(Extracted data entries)
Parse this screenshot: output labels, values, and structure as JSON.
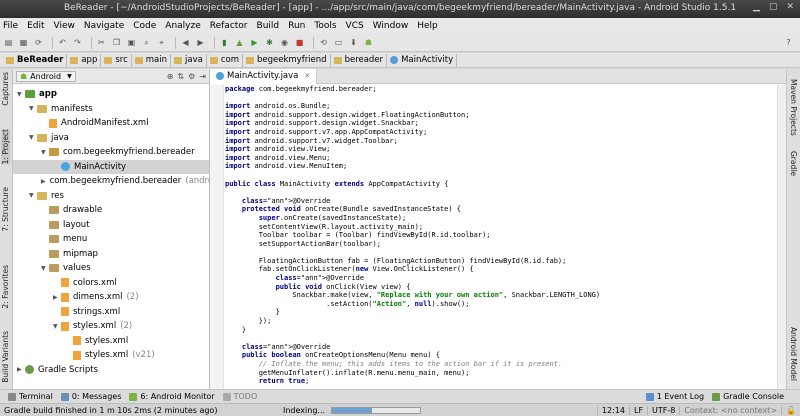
{
  "window": {
    "title": "BeReader - [~/AndroidStudioProjects/BeReader] - [app] - .../app/src/main/java/com/begeekmyfriend/bereader/MainActivity.java - Android Studio 1.5.1"
  },
  "menu": [
    "File",
    "Edit",
    "View",
    "Navigate",
    "Code",
    "Analyze",
    "Refactor",
    "Build",
    "Run",
    "Tools",
    "VCS",
    "Window",
    "Help"
  ],
  "breadcrumb": [
    "BeReader",
    "app",
    "src",
    "main",
    "java",
    "com",
    "begeekmyfriend",
    "bereader",
    "MainActivity"
  ],
  "project_panel": {
    "view_selector": "Android",
    "tree": [
      {
        "label": "app",
        "depth": 0,
        "type": "module",
        "expanded": true
      },
      {
        "label": "manifests",
        "depth": 1,
        "type": "folder",
        "expanded": true
      },
      {
        "label": "AndroidManifest.xml",
        "depth": 2,
        "type": "xml"
      },
      {
        "label": "java",
        "depth": 1,
        "type": "folder",
        "expanded": true
      },
      {
        "label": "com.begeekmyfriend.bereader",
        "depth": 2,
        "type": "package",
        "expanded": true
      },
      {
        "label": "MainActivity",
        "depth": 3,
        "type": "class",
        "selected": true
      },
      {
        "label": "com.begeekmyfriend.bereader",
        "suffix": "(andro",
        "depth": 2,
        "type": "package",
        "expanded": false
      },
      {
        "label": "res",
        "depth": 1,
        "type": "folder",
        "expanded": true
      },
      {
        "label": "drawable",
        "depth": 2,
        "type": "res"
      },
      {
        "label": "layout",
        "depth": 2,
        "type": "res"
      },
      {
        "label": "menu",
        "depth": 2,
        "type": "res"
      },
      {
        "label": "mipmap",
        "depth": 2,
        "type": "res"
      },
      {
        "label": "values",
        "depth": 2,
        "type": "res",
        "expanded": true
      },
      {
        "label": "colors.xml",
        "depth": 3,
        "type": "xml"
      },
      {
        "label": "dimens.xml",
        "suffix": "(2)",
        "depth": 3,
        "type": "xml",
        "expanded": false
      },
      {
        "label": "strings.xml",
        "depth": 3,
        "type": "xml"
      },
      {
        "label": "styles.xml",
        "suffix": "(2)",
        "depth": 3,
        "type": "xml",
        "expanded": true
      },
      {
        "label": "styles.xml",
        "depth": 4,
        "type": "xml"
      },
      {
        "label": "styles.xml",
        "suffix": "(v21)",
        "depth": 4,
        "type": "xml"
      },
      {
        "label": "Gradle Scripts",
        "depth": 0,
        "type": "gradle",
        "expanded": false
      }
    ]
  },
  "left_tabs": [
    "1: Project",
    "Captures",
    "7: Structure",
    "2: Favorites",
    "Build Variants"
  ],
  "right_tabs": [
    "Maven Projects",
    "Gradle",
    "Android Model"
  ],
  "editor": {
    "tab": "MainActivity.java",
    "code": [
      "package com.begeekmyfriend.bereader;",
      "",
      "import android.os.Bundle;",
      "import android.support.design.widget.FloatingActionButton;",
      "import android.support.design.widget.Snackbar;",
      "import android.support.v7.app.AppCompatActivity;",
      "import android.support.v7.widget.Toolbar;",
      "import android.view.View;",
      "import android.view.Menu;",
      "import android.view.MenuItem;",
      "",
      "public class MainActivity extends AppCompatActivity {",
      "",
      "    @Override",
      "    protected void onCreate(Bundle savedInstanceState) {",
      "        super.onCreate(savedInstanceState);",
      "        setContentView(R.layout.activity_main);",
      "        Toolbar toolbar = (Toolbar) findViewById(R.id.toolbar);",
      "        setSupportActionBar(toolbar);",
      "",
      "        FloatingActionButton fab = (FloatingActionButton) findViewById(R.id.fab);",
      "        fab.setOnClickListener(new View.OnClickListener() {",
      "            @Override",
      "            public void onClick(View view) {",
      "                Snackbar.make(view, \"Replace with your own action\", Snackbar.LENGTH_LONG)",
      "                        .setAction(\"Action\", null).show();",
      "            }",
      "        });",
      "    }",
      "",
      "    @Override",
      "    public boolean onCreateOptionsMenu(Menu menu) {",
      "        // Inflate the menu; this adds items to the action bar if it is present.",
      "        getMenuInflater().inflate(R.menu.menu_main, menu);",
      "        return true;"
    ]
  },
  "bottom_tools": {
    "left": [
      "Terminal",
      "0: Messages",
      "6: Android Monitor",
      "TODO"
    ],
    "right": [
      "1 Event Log",
      "Gradle Console"
    ]
  },
  "status": {
    "message": "Gradle build finished in 1 m 10s 2ms (2 minutes ago)",
    "indexing": "Indexing...",
    "progress": 0.45,
    "position": "12:14",
    "line_sep": "LF",
    "encoding": "UTF-8",
    "context": "Context: <no context>"
  }
}
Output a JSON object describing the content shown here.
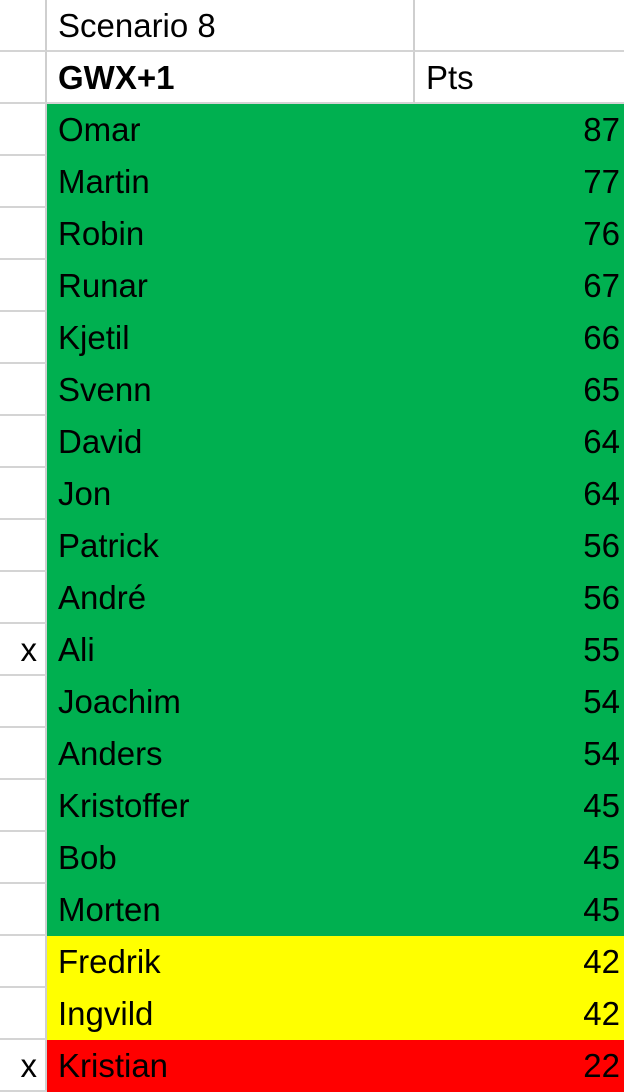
{
  "header": {
    "title": "Scenario 8",
    "col_name": "GWX+1",
    "col_pts": "Pts"
  },
  "colors": {
    "green": "#00b050",
    "yellow": "#ffff00",
    "red": "#ff0000"
  },
  "rows": [
    {
      "mark": "",
      "name": "Omar",
      "pts": "87",
      "band": "green"
    },
    {
      "mark": "",
      "name": "Martin",
      "pts": "77",
      "band": "green"
    },
    {
      "mark": "",
      "name": "Robin",
      "pts": "76",
      "band": "green"
    },
    {
      "mark": "",
      "name": "Runar",
      "pts": "67",
      "band": "green"
    },
    {
      "mark": "",
      "name": "Kjetil",
      "pts": "66",
      "band": "green"
    },
    {
      "mark": "",
      "name": "Svenn",
      "pts": "65",
      "band": "green"
    },
    {
      "mark": "",
      "name": "David",
      "pts": "64",
      "band": "green"
    },
    {
      "mark": "",
      "name": "Jon",
      "pts": "64",
      "band": "green"
    },
    {
      "mark": "",
      "name": "Patrick",
      "pts": "56",
      "band": "green"
    },
    {
      "mark": "",
      "name": "André",
      "pts": "56",
      "band": "green"
    },
    {
      "mark": "x",
      "name": "Ali",
      "pts": "55",
      "band": "green"
    },
    {
      "mark": "",
      "name": "Joachim",
      "pts": "54",
      "band": "green"
    },
    {
      "mark": "",
      "name": "Anders",
      "pts": "54",
      "band": "green"
    },
    {
      "mark": "",
      "name": "Kristoffer",
      "pts": "45",
      "band": "green"
    },
    {
      "mark": "",
      "name": "Bob",
      "pts": "45",
      "band": "green"
    },
    {
      "mark": "",
      "name": "Morten",
      "pts": "45",
      "band": "green"
    },
    {
      "mark": "",
      "name": "Fredrik",
      "pts": "42",
      "band": "yellow"
    },
    {
      "mark": "",
      "name": "Ingvild",
      "pts": "42",
      "band": "yellow"
    },
    {
      "mark": "x",
      "name": "Kristian",
      "pts": "22",
      "band": "red"
    }
  ]
}
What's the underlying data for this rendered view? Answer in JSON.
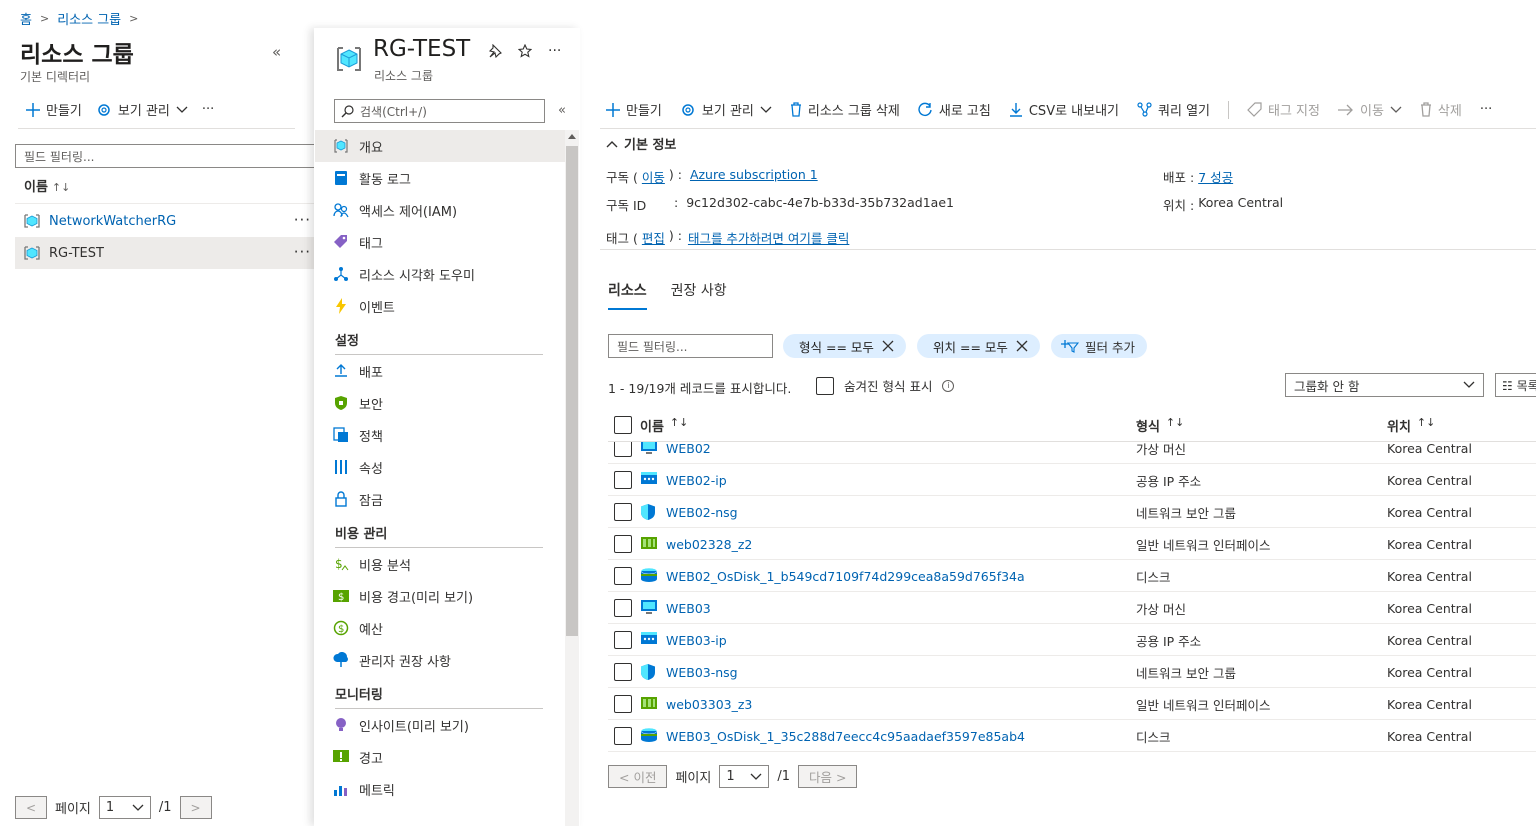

Exercise
Retype the whole listing exactly and leave the pictures out.

Correct output
Parse this screenshot: output labels, values, and structure as JSON.
{
  "window": {
    "title": "BeReader - [~/AndroidStudioProjects/BeReader] - [app] - .../app/src/main/java/com/begeekmyfriend/bereader/MainActivity.java - Android Studio 1.5.1"
  },
  "menu": [
    "File",
    "Edit",
    "View",
    "Navigate",
    "Code",
    "Analyze",
    "Refactor",
    "Build",
    "Run",
    "Tools",
    "VCS",
    "Window",
    "Help"
  ],
  "breadcrumb": [
    "BeReader",
    "app",
    "src",
    "main",
    "java",
    "com",
    "begeekmyfriend",
    "bereader",
    "MainActivity"
  ],
  "project_panel": {
    "view_selector": "Android",
    "tree": [
      {
        "label": "app",
        "depth": 0,
        "type": "module",
        "expanded": true
      },
      {
        "label": "manifests",
        "depth": 1,
        "type": "folder",
        "expanded": true
      },
      {
        "label": "AndroidManifest.xml",
        "depth": 2,
        "type": "xml"
      },
      {
        "label": "java",
        "depth": 1,
        "type": "folder",
        "expanded": true
      },
      {
        "label": "com.begeekmyfriend.bereader",
        "depth": 2,
        "type": "package",
        "expanded": true
      },
      {
        "label": "MainActivity",
        "depth": 3,
        "type": "class",
        "selected": true
      },
      {
        "label": "com.begeekmyfriend.bereader",
        "suffix": "(andro",
        "depth": 2,
        "type": "package",
        "expanded": false
      },
      {
        "label": "res",
        "depth": 1,
        "type": "folder",
        "expanded": true
      },
      {
        "label": "drawable",
        "depth": 2,
        "type": "res"
      },
      {
        "label": "layout",
        "depth": 2,
        "type": "res"
      },
      {
        "label": "menu",
        "depth": 2,
        "type": "res"
      },
      {
        "label": "mipmap",
        "depth": 2,
        "type": "res"
      },
      {
        "label": "values",
        "depth": 2,
        "type": "res",
        "expanded": true
      },
      {
        "label": "colors.xml",
        "depth": 3,
        "type": "xml"
      },
      {
        "label": "dimens.xml",
        "suffix": "(2)",
        "depth": 3,
        "type": "xml",
        "expanded": false
      },
      {
        "label": "strings.xml",
        "depth": 3,
        "type": "xml"
      },
      {
        "label": "styles.xml",
        "suffix": "(2)",
        "depth": 3,
        "type": "xml",
        "expanded": true
      },
      {
        "label": "styles.xml",
        "depth": 4,
        "type": "xml"
      },
      {
        "label": "styles.xml",
        "suffix": "(v21)",
        "depth": 4,
        "type": "xml"
      },
      {
        "label": "Gradle Scripts",
        "depth": 0,
        "type": "gradle",
        "expanded": false
      }
    ]
  },
  "left_tabs": [
    "1: Project",
    "Captures",
    "7: Structure",
    "2: Favorites",
    "Build Variants"
  ],
  "right_tabs": [
    "Maven Projects",
    "Gradle",
    "Android Model"
  ],
  "editor": {
    "tab": "MainActivity.java",
    "code": [
      "package com.begeekmyfriend.bereader;",
      "",
      "import android.os.Bundle;",
      "import android.support.design.widget.FloatingActionButton;",
      "import android.support.design.widget.Snackbar;",
      "import android.support.v7.app.AppCompatActivity;",
      "import android.support.v7.widget.Toolbar;",
      "import android.view.View;",
      "import android.view.Menu;",
      "import android.view.MenuItem;",
      "",
      "public class MainActivity extends AppCompatActivity {",
      "",
      "    @Override",
      "    protected void onCreate(Bundle savedInstanceState) {",
      "        super.onCreate(savedInstanceState);",
      "        setContentView(R.layout.activity_main);",
      "        Toolbar toolbar = (Toolbar) findViewById(R.id.toolbar);",
      "        setSupportActionBar(toolbar);",
      "",
      "        FloatingActionButton fab = (FloatingActionButton) findViewById(R.id.fab);",
      "        fab.setOnClickListener(new View.OnClickListener() {",
      "            @Override",
      "            public void onClick(View view) {",
      "                Snackbar.make(view, \"Replace with your own action\", Snackbar.LENGTH_LONG)",
      "                        .setAction(\"Action\", null).show();",
      "            }",
      "        });",
      "    }",
      "",
      "    @Override",
      "    public boolean onCreateOptionsMenu(Menu menu) {",
      "        // Inflate the menu; this adds items to the action bar if it is present.",
      "        getMenuInflater().inflate(R.menu.menu_main, menu);",
      "        return true;"
    ]
  },
  "bottom_tools": {
    "left": [
      "Terminal",
      "0: Messages",
      "6: Android Monitor",
      "TODO"
    ],
    "right": [
      "1 Event Log",
      "Gradle Console"
    ]
  },
  "status": {
    "message": "Gradle build finished in 1 m 10s 2ms (2 minutes ago)",
    "indexing": "Indexing...",
    "progress": 0.45,
    "position": "12:14",
    "line_sep": "LF",
    "encoding": "UTF-8",
    "context": "Context: <no context>"
  }
}
Output a JSON object describing the content shown here.
{
  "header": {
    "title": "Scenario 8",
    "col_name": "GWX+1",
    "col_pts": "Pts"
  },
  "colors": {
    "green": "#00b050",
    "yellow": "#ffff00",
    "red": "#ff0000"
  },
  "rows": [
    {
      "mark": "",
      "name": "Omar",
      "pts": "87",
      "band": "green"
    },
    {
      "mark": "",
      "name": "Martin",
      "pts": "77",
      "band": "green"
    },
    {
      "mark": "",
      "name": "Robin",
      "pts": "76",
      "band": "green"
    },
    {
      "mark": "",
      "name": "Runar",
      "pts": "67",
      "band": "green"
    },
    {
      "mark": "",
      "name": "Kjetil",
      "pts": "66",
      "band": "green"
    },
    {
      "mark": "",
      "name": "Svenn",
      "pts": "65",
      "band": "green"
    },
    {
      "mark": "",
      "name": "David",
      "pts": "64",
      "band": "green"
    },
    {
      "mark": "",
      "name": "Jon",
      "pts": "64",
      "band": "green"
    },
    {
      "mark": "",
      "name": "Patrick",
      "pts": "56",
      "band": "green"
    },
    {
      "mark": "",
      "name": "André",
      "pts": "56",
      "band": "green"
    },
    {
      "mark": "x",
      "name": "Ali",
      "pts": "55",
      "band": "green"
    },
    {
      "mark": "",
      "name": "Joachim",
      "pts": "54",
      "band": "green"
    },
    {
      "mark": "",
      "name": "Anders",
      "pts": "54",
      "band": "green"
    },
    {
      "mark": "",
      "name": "Kristoffer",
      "pts": "45",
      "band": "green"
    },
    {
      "mark": "",
      "name": "Bob",
      "pts": "45",
      "band": "green"
    },
    {
      "mark": "",
      "name": "Morten",
      "pts": "45",
      "band": "green"
    },
    {
      "mark": "",
      "name": "Fredrik",
      "pts": "42",
      "band": "yellow"
    },
    {
      "mark": "",
      "name": "Ingvild",
      "pts": "42",
      "band": "yellow"
    },
    {
      "mark": "x",
      "name": "Kristian",
      "pts": "22",
      "band": "red"
    }
  ]
}
What's the underlying data for this rendered view? Answer in JSON.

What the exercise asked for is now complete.